Without including any pictures, write out the listing below exactly.
━━ MATERIAL FOR THIS EXERCISE
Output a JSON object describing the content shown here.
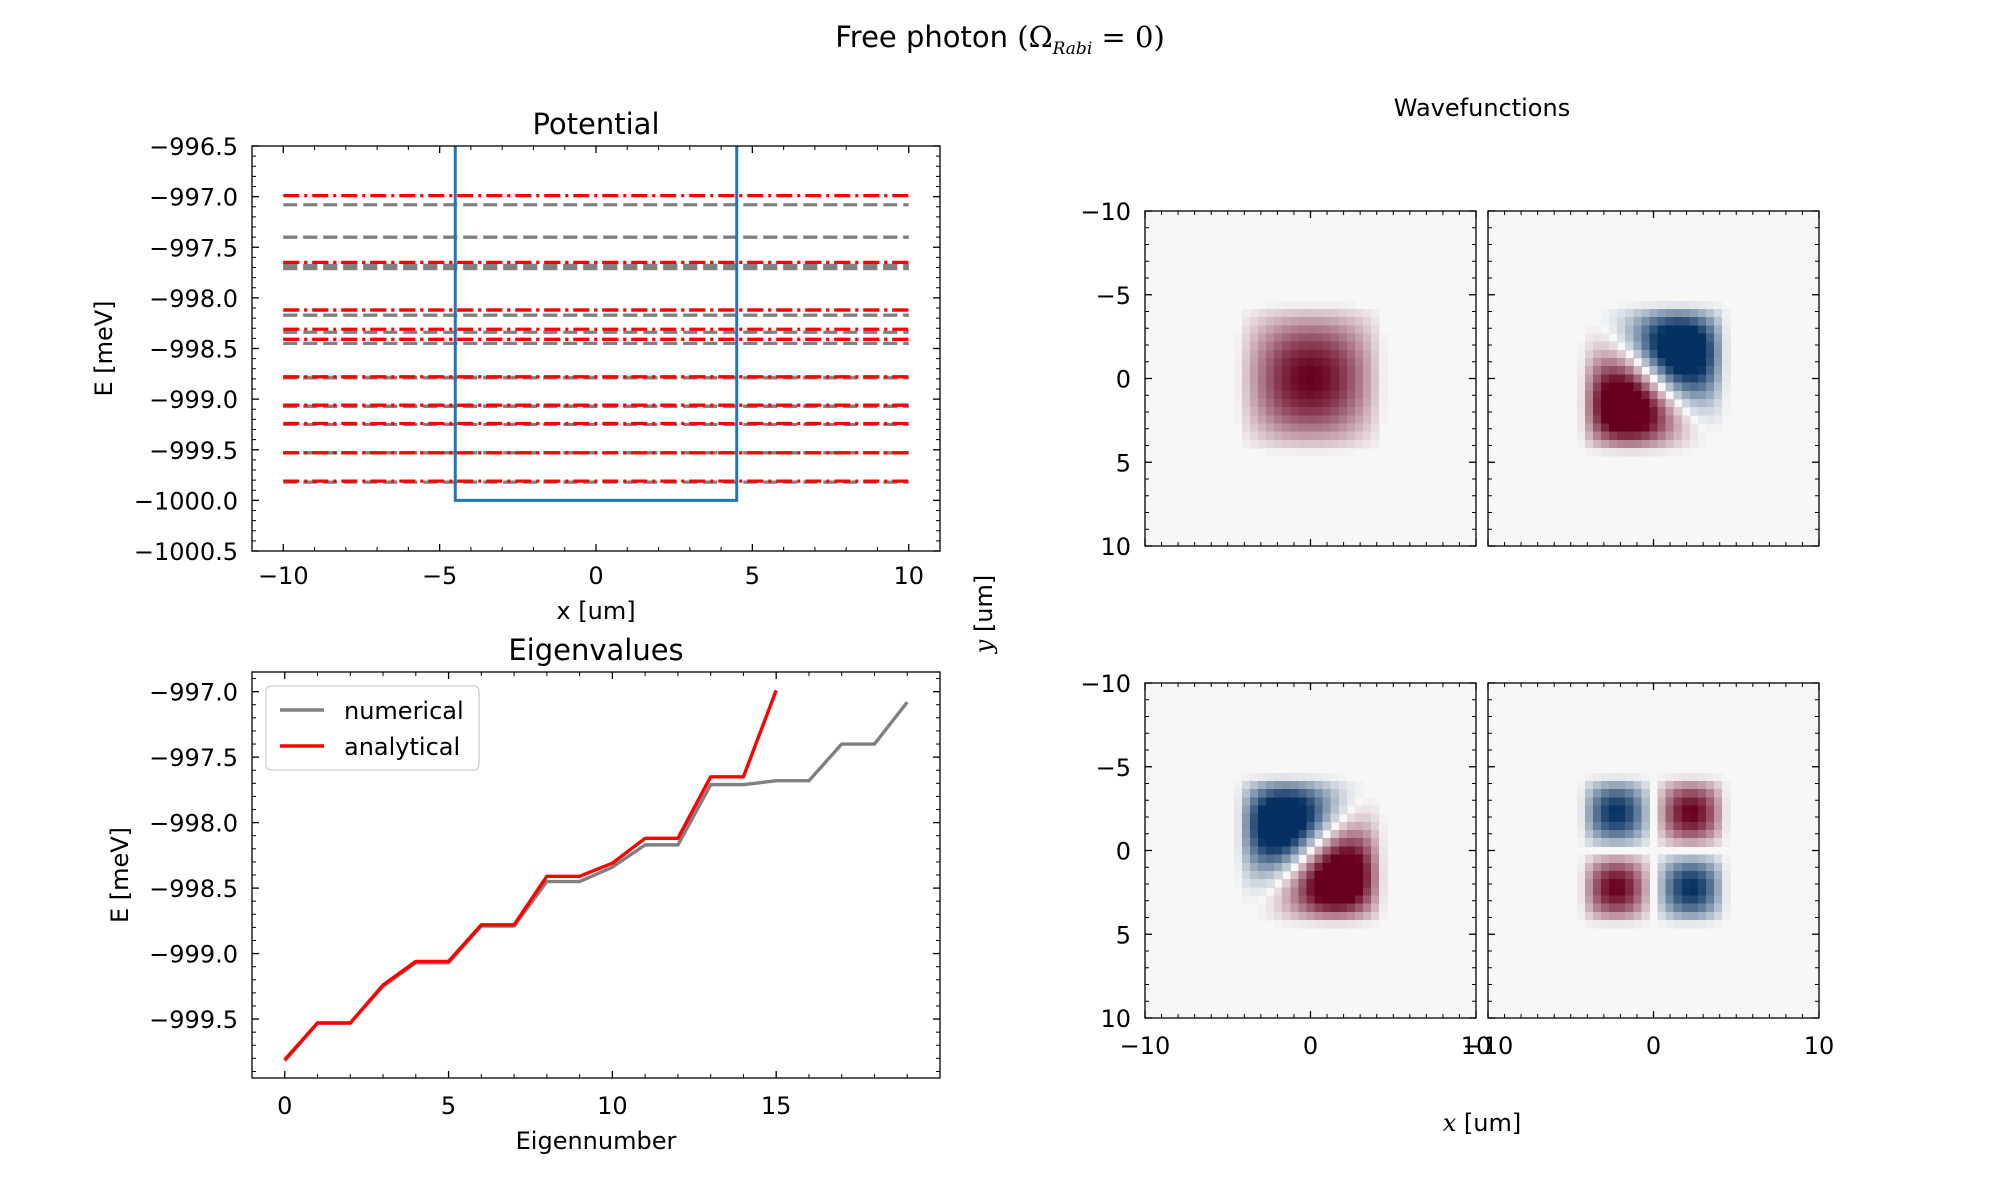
{
  "figure": {
    "title_text": "Free photon",
    "title_math": {
      "open": "(",
      "symbol": "Ω",
      "subscript": "Rabi",
      "relation": " = 0",
      "close": ")"
    }
  },
  "chart_data": [
    {
      "type": "line",
      "title": "Potential",
      "xlabel": "x [um]",
      "ylabel": "E [meV]",
      "xlim": [
        -11,
        11
      ],
      "ylim": [
        -1000.5,
        -996.5
      ],
      "xticks": [
        -10,
        -5,
        0,
        5,
        10
      ],
      "yticks": [
        -1000.5,
        -1000.0,
        -999.5,
        -999.0,
        -998.5,
        -998.0,
        -997.5,
        -997.0,
        -996.5
      ],
      "grid": false,
      "potential": {
        "x": [
          -4.5,
          -4.5,
          4.5,
          4.5
        ],
        "y": [
          -996.5,
          -1000.0,
          -1000.0,
          -996.5
        ],
        "color": "#1f77b4"
      },
      "numerical_levels": {
        "color": "#808080",
        "style": "dashed",
        "x_range": [
          -10,
          10
        ],
        "values": [
          -999.82,
          -999.53,
          -999.53,
          -999.25,
          -999.07,
          -999.07,
          -998.79,
          -998.79,
          -998.45,
          -998.45,
          -998.34,
          -998.17,
          -998.17,
          -997.71,
          -997.71,
          -997.68,
          -997.68,
          -997.4,
          -997.4,
          -997.08
        ]
      },
      "analytical_levels": {
        "color": "#ff0000",
        "style": "dashdot",
        "x_range": [
          -10,
          10
        ],
        "values": [
          -999.81,
          -999.53,
          -999.53,
          -999.24,
          -999.06,
          -999.06,
          -998.78,
          -998.78,
          -998.41,
          -998.41,
          -998.31,
          -998.12,
          -998.12,
          -997.65,
          -997.65,
          -996.99
        ]
      }
    },
    {
      "type": "line",
      "title": "Eigenvalues",
      "xlabel": "Eigennumber",
      "ylabel": "E [meV]",
      "xlim": [
        -1,
        20
      ],
      "ylim": [
        -999.95,
        -996.85
      ],
      "xticks": [
        0,
        5,
        10,
        15
      ],
      "yticks": [
        -999.5,
        -999.0,
        -998.5,
        -998.0,
        -997.5,
        -997.0
      ],
      "grid": false,
      "legend": "upper-left",
      "series": [
        {
          "name": "numerical",
          "color": "#808080",
          "x": [
            0,
            1,
            2,
            3,
            4,
            5,
            6,
            7,
            8,
            9,
            10,
            11,
            12,
            13,
            14,
            15,
            16,
            17,
            18,
            19
          ],
          "values": [
            -999.82,
            -999.53,
            -999.53,
            -999.25,
            -999.07,
            -999.07,
            -998.79,
            -998.79,
            -998.45,
            -998.45,
            -998.34,
            -998.17,
            -998.17,
            -997.71,
            -997.71,
            -997.68,
            -997.68,
            -997.4,
            -997.4,
            -997.08
          ]
        },
        {
          "name": "analytical",
          "color": "#ff0000",
          "x": [
            0,
            1,
            2,
            3,
            4,
            5,
            6,
            7,
            8,
            9,
            10,
            11,
            12,
            13,
            14,
            15
          ],
          "values": [
            -999.81,
            -999.53,
            -999.53,
            -999.24,
            -999.06,
            -999.06,
            -998.78,
            -998.78,
            -998.41,
            -998.41,
            -998.31,
            -998.12,
            -998.12,
            -997.65,
            -997.65,
            -996.99
          ]
        }
      ]
    },
    {
      "type": "heatmap",
      "title": "Wavefunctions",
      "xlabel": "x [um]",
      "ylabel": "y [um]",
      "xlim": [
        -10,
        10
      ],
      "ylim": [
        10,
        -10
      ],
      "xticks": [
        -10,
        0,
        10
      ],
      "yticks": [
        -10,
        -5,
        0,
        5,
        10
      ],
      "colormap": "RdBu_r",
      "positive_color": "#67001f",
      "negative_color": "#053061",
      "zero_color": "#f7f7f7",
      "well_half_width": 4.5,
      "grid_cells": 41,
      "panels": [
        {
          "mode": "ground"
        },
        {
          "mode": "diag-1",
          "sign": 1
        },
        {
          "mode": "diag-2",
          "sign": 1
        },
        {
          "mode": "quad",
          "sign": 1
        }
      ]
    }
  ]
}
━━━━
> CORRECT RESULT
Output a JSON object describing the content shown here.
{
  "figure": {
    "title_text": "Free photon",
    "title_math": {
      "open": "(",
      "symbol": "Ω",
      "subscript": "Rabi",
      "relation": " = 0",
      "close": ")"
    }
  },
  "chart_data": [
    {
      "type": "line",
      "title": "Potential",
      "xlabel": "x [um]",
      "ylabel": "E [meV]",
      "xlim": [
        -11,
        11
      ],
      "ylim": [
        -1000.5,
        -996.5
      ],
      "xticks": [
        -10,
        -5,
        0,
        5,
        10
      ],
      "yticks": [
        -1000.5,
        -1000.0,
        -999.5,
        -999.0,
        -998.5,
        -998.0,
        -997.5,
        -997.0,
        -996.5
      ],
      "grid": false,
      "potential": {
        "x": [
          -4.5,
          -4.5,
          4.5,
          4.5
        ],
        "y": [
          -996.5,
          -1000.0,
          -1000.0,
          -996.5
        ],
        "color": "#1f77b4"
      },
      "numerical_levels": {
        "color": "#808080",
        "style": "dashed",
        "x_range": [
          -10,
          10
        ],
        "values": [
          -999.82,
          -999.53,
          -999.53,
          -999.25,
          -999.07,
          -999.07,
          -998.79,
          -998.79,
          -998.45,
          -998.45,
          -998.34,
          -998.17,
          -998.17,
          -997.71,
          -997.71,
          -997.68,
          -997.68,
          -997.4,
          -997.4,
          -997.08
        ]
      },
      "analytical_levels": {
        "color": "#ff0000",
        "style": "dashdot",
        "x_range": [
          -10,
          10
        ],
        "values": [
          -999.81,
          -999.53,
          -999.53,
          -999.24,
          -999.06,
          -999.06,
          -998.78,
          -998.78,
          -998.41,
          -998.41,
          -998.31,
          -998.12,
          -998.12,
          -997.65,
          -997.65,
          -996.99
        ]
      }
    },
    {
      "type": "line",
      "title": "Eigenvalues",
      "xlabel": "Eigennumber",
      "ylabel": "E [meV]",
      "xlim": [
        -1,
        20
      ],
      "ylim": [
        -999.95,
        -996.85
      ],
      "xticks": [
        0,
        5,
        10,
        15
      ],
      "yticks": [
        -999.5,
        -999.0,
        -998.5,
        -998.0,
        -997.5,
        -997.0
      ],
      "grid": false,
      "legend": "upper-left",
      "series": [
        {
          "name": "numerical",
          "color": "#808080",
          "x": [
            0,
            1,
            2,
            3,
            4,
            5,
            6,
            7,
            8,
            9,
            10,
            11,
            12,
            13,
            14,
            15,
            16,
            17,
            18,
            19
          ],
          "values": [
            -999.82,
            -999.53,
            -999.53,
            -999.25,
            -999.07,
            -999.07,
            -998.79,
            -998.79,
            -998.45,
            -998.45,
            -998.34,
            -998.17,
            -998.17,
            -997.71,
            -997.71,
            -997.68,
            -997.68,
            -997.4,
            -997.4,
            -997.08
          ]
        },
        {
          "name": "analytical",
          "color": "#ff0000",
          "x": [
            0,
            1,
            2,
            3,
            4,
            5,
            6,
            7,
            8,
            9,
            10,
            11,
            12,
            13,
            14,
            15
          ],
          "values": [
            -999.81,
            -999.53,
            -999.53,
            -999.24,
            -999.06,
            -999.06,
            -998.78,
            -998.78,
            -998.41,
            -998.41,
            -998.31,
            -998.12,
            -998.12,
            -997.65,
            -997.65,
            -996.99
          ]
        }
      ]
    },
    {
      "type": "heatmap",
      "title": "Wavefunctions",
      "xlabel": "x [um]",
      "ylabel": "y [um]",
      "xlim": [
        -10,
        10
      ],
      "ylim": [
        10,
        -10
      ],
      "xticks": [
        -10,
        0,
        10
      ],
      "yticks": [
        -10,
        -5,
        0,
        5,
        10
      ],
      "colormap": "RdBu_r",
      "positive_color": "#67001f",
      "negative_color": "#053061",
      "zero_color": "#f7f7f7",
      "well_half_width": 4.5,
      "grid_cells": 41,
      "panels": [
        {
          "mode": "ground"
        },
        {
          "mode": "diag-1",
          "sign": 1
        },
        {
          "mode": "diag-2",
          "sign": 1
        },
        {
          "mode": "quad",
          "sign": 1
        }
      ]
    }
  ]
}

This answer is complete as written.